▶ _To do_
Repeat exactly the lines from the one containing "Output a JSON" through the last line of the records below, both included, and nothing else.

▶ _Dataset rows_
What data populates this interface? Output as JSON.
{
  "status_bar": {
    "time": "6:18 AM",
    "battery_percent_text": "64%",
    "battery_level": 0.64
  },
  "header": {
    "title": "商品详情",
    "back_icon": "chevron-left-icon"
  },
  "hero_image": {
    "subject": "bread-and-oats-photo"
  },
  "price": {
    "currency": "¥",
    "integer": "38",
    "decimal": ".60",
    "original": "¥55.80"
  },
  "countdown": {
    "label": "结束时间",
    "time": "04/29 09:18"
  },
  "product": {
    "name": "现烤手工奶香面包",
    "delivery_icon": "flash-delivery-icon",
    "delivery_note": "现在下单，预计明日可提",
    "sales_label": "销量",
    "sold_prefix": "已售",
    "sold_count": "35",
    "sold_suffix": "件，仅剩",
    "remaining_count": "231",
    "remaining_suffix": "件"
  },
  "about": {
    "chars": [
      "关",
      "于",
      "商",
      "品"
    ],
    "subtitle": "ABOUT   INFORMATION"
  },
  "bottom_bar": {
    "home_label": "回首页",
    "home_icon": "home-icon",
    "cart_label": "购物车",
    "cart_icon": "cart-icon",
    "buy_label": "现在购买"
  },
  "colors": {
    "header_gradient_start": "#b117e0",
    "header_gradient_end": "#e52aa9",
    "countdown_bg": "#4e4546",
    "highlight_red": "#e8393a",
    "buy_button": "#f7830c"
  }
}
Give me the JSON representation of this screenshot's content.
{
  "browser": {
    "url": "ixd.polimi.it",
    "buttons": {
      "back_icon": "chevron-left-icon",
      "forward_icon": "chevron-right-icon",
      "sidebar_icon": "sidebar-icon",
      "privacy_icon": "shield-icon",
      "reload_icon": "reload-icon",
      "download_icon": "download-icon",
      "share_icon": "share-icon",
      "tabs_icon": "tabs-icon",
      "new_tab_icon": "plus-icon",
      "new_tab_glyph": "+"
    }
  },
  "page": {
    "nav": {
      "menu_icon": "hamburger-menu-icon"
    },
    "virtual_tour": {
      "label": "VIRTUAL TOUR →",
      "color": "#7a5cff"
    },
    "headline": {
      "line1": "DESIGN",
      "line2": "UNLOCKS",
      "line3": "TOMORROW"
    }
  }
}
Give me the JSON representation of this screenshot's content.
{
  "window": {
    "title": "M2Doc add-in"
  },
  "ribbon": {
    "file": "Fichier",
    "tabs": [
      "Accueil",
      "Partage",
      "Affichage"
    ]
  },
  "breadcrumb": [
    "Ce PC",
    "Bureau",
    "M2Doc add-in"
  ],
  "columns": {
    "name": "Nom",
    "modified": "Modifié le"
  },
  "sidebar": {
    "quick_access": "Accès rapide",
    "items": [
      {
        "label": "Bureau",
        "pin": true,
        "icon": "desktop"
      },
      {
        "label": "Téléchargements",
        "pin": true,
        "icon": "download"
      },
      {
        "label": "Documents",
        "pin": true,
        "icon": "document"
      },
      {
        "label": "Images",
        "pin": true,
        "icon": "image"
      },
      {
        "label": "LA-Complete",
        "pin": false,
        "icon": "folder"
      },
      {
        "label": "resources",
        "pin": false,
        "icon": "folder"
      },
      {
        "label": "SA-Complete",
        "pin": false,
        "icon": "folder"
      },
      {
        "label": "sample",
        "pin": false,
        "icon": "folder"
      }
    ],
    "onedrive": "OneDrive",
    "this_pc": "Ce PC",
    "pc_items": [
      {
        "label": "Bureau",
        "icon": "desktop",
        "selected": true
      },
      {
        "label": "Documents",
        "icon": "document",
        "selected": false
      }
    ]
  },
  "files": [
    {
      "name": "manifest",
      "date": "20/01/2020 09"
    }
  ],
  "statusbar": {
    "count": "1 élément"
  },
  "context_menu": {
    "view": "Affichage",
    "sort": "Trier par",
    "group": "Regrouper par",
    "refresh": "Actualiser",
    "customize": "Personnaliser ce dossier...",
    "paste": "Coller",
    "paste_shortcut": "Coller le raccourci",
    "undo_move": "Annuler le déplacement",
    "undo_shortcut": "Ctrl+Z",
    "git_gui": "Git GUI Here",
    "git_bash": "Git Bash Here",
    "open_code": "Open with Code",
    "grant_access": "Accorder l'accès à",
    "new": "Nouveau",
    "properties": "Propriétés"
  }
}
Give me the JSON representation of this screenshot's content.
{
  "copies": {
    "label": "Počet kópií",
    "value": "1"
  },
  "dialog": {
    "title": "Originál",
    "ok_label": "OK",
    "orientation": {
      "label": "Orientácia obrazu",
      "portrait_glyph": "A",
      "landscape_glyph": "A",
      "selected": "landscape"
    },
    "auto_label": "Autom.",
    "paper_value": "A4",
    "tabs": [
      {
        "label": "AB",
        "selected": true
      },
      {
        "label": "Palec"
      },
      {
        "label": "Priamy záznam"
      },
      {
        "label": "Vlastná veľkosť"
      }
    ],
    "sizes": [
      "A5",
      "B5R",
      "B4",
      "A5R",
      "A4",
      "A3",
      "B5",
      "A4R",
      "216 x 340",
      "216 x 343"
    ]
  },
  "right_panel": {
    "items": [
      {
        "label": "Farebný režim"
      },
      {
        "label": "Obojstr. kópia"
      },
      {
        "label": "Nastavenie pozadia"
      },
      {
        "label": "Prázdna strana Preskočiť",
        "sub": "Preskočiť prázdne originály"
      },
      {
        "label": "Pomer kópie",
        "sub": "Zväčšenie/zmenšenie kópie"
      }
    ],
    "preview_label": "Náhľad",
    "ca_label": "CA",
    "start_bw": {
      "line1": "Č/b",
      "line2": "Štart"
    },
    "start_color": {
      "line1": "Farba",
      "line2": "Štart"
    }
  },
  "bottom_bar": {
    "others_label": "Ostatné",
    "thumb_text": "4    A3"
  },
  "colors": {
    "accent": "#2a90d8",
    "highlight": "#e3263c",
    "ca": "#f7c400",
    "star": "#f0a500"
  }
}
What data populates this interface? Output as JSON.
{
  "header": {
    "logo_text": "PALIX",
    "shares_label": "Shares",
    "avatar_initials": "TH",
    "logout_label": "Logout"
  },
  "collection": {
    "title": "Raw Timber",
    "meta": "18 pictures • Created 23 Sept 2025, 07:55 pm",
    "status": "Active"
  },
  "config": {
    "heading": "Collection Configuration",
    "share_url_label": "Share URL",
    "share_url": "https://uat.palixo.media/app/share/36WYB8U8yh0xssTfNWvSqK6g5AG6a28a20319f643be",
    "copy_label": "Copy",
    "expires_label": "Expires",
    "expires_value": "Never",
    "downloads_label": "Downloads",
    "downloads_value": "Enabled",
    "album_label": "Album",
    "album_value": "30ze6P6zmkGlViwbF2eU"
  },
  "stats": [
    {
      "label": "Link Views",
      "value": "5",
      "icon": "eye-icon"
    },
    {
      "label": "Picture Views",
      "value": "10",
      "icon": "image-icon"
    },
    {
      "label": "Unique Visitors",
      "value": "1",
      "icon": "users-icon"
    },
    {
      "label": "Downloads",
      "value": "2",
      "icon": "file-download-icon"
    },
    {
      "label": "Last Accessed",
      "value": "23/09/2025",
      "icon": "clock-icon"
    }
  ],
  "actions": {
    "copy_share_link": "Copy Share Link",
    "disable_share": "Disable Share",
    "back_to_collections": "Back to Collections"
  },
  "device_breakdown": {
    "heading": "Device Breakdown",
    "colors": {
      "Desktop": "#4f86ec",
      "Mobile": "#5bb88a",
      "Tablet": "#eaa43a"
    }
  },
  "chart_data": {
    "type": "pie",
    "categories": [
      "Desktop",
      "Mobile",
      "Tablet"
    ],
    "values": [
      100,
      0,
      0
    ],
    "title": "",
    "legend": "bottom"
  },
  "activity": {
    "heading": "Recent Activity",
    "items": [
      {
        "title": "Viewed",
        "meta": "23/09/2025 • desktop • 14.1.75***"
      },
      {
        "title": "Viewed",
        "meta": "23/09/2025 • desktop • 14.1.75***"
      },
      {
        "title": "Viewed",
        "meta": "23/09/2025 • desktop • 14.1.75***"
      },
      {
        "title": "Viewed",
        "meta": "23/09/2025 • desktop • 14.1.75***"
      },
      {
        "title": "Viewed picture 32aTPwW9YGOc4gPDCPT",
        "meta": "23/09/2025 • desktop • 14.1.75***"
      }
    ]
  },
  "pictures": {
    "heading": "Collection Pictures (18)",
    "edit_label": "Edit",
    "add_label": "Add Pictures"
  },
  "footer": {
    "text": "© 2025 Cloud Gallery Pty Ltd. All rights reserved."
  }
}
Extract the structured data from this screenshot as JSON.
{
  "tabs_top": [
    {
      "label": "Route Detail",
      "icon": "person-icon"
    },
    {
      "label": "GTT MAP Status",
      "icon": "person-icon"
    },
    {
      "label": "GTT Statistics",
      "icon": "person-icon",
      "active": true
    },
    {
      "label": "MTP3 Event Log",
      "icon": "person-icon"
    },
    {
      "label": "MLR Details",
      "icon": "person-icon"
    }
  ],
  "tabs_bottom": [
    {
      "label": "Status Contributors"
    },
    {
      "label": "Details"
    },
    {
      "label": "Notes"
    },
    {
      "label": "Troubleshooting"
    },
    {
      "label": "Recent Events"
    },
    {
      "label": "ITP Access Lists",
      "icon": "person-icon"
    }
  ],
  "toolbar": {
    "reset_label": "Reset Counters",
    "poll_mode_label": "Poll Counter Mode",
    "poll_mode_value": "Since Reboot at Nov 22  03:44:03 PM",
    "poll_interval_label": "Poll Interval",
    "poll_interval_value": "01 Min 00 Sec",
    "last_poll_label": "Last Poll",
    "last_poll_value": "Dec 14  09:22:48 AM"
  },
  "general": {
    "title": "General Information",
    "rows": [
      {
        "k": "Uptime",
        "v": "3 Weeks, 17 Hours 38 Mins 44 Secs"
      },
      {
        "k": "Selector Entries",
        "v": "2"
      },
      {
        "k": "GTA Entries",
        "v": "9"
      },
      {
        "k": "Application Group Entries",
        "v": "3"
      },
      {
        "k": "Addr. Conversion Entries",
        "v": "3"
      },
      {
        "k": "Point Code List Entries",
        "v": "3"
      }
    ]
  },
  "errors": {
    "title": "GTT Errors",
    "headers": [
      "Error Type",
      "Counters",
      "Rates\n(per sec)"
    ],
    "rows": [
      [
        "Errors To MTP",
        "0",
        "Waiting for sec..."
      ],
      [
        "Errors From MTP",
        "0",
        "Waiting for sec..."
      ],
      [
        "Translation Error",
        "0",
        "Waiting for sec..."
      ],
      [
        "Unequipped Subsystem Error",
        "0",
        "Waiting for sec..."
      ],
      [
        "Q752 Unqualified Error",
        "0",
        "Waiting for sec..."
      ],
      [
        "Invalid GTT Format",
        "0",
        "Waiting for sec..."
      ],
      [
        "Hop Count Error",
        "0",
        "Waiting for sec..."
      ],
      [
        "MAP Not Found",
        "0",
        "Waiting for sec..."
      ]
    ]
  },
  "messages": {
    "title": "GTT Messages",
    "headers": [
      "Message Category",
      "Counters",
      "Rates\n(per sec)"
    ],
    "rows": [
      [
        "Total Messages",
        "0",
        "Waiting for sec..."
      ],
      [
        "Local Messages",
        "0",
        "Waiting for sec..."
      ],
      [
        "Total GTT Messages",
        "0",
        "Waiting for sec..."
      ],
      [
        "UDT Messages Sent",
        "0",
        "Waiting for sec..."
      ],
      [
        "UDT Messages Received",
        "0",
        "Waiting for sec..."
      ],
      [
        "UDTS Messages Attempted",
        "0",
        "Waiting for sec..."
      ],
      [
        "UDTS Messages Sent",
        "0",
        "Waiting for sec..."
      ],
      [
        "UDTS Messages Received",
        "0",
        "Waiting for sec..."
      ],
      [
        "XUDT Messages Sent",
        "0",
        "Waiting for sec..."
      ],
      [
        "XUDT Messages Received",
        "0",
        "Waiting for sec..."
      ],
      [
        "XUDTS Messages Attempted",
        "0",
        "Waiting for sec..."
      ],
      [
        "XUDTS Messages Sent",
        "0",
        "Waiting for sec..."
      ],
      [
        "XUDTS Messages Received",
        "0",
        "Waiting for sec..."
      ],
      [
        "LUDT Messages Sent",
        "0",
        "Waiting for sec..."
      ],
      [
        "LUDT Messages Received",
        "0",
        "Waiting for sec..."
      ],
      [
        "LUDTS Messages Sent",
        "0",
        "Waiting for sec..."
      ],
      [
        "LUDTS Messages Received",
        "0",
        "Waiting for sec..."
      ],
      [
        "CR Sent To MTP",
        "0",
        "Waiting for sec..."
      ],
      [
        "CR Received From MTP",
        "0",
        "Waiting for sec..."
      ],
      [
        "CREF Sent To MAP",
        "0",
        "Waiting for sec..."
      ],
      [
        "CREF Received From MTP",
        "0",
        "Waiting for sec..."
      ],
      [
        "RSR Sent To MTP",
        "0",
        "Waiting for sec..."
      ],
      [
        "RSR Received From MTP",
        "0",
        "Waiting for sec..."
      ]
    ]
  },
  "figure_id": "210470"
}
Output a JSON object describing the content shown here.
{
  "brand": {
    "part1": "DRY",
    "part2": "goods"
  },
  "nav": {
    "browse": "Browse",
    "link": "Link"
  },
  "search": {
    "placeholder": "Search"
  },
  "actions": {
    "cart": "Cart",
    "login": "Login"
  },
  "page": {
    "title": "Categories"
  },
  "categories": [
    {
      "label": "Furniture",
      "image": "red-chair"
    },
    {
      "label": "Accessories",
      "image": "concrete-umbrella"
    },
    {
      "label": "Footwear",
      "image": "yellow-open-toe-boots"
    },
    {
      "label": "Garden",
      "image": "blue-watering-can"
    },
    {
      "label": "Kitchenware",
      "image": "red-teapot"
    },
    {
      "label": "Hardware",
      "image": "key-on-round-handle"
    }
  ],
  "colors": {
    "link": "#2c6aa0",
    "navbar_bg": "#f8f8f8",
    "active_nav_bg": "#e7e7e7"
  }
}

▶ _Reply_
Output a JSON object describing the content shown here.
{
  "brand": {
    "part1": "DRY",
    "part2": "goods"
  },
  "nav": {
    "browse": "Browse",
    "link": "Link"
  },
  "search": {
    "placeholder": "Search"
  },
  "actions": {
    "cart": "Cart",
    "login": "Login"
  },
  "page": {
    "title": "Categories"
  },
  "categories": [
    {
      "label": "Furniture",
      "image": "red-chair"
    },
    {
      "label": "Accessories",
      "image": "concrete-umbrella"
    },
    {
      "label": "Footwear",
      "image": "yellow-open-toe-boots"
    },
    {
      "label": "Garden",
      "image": "blue-watering-can"
    },
    {
      "label": "Kitchenware",
      "image": "red-teapot"
    },
    {
      "label": "Hardware",
      "image": "key-on-round-handle"
    }
  ],
  "colors": {
    "link": "#2c6aa0",
    "navbar_bg": "#f8f8f8",
    "active_nav_bg": "#e7e7e7"
  }
}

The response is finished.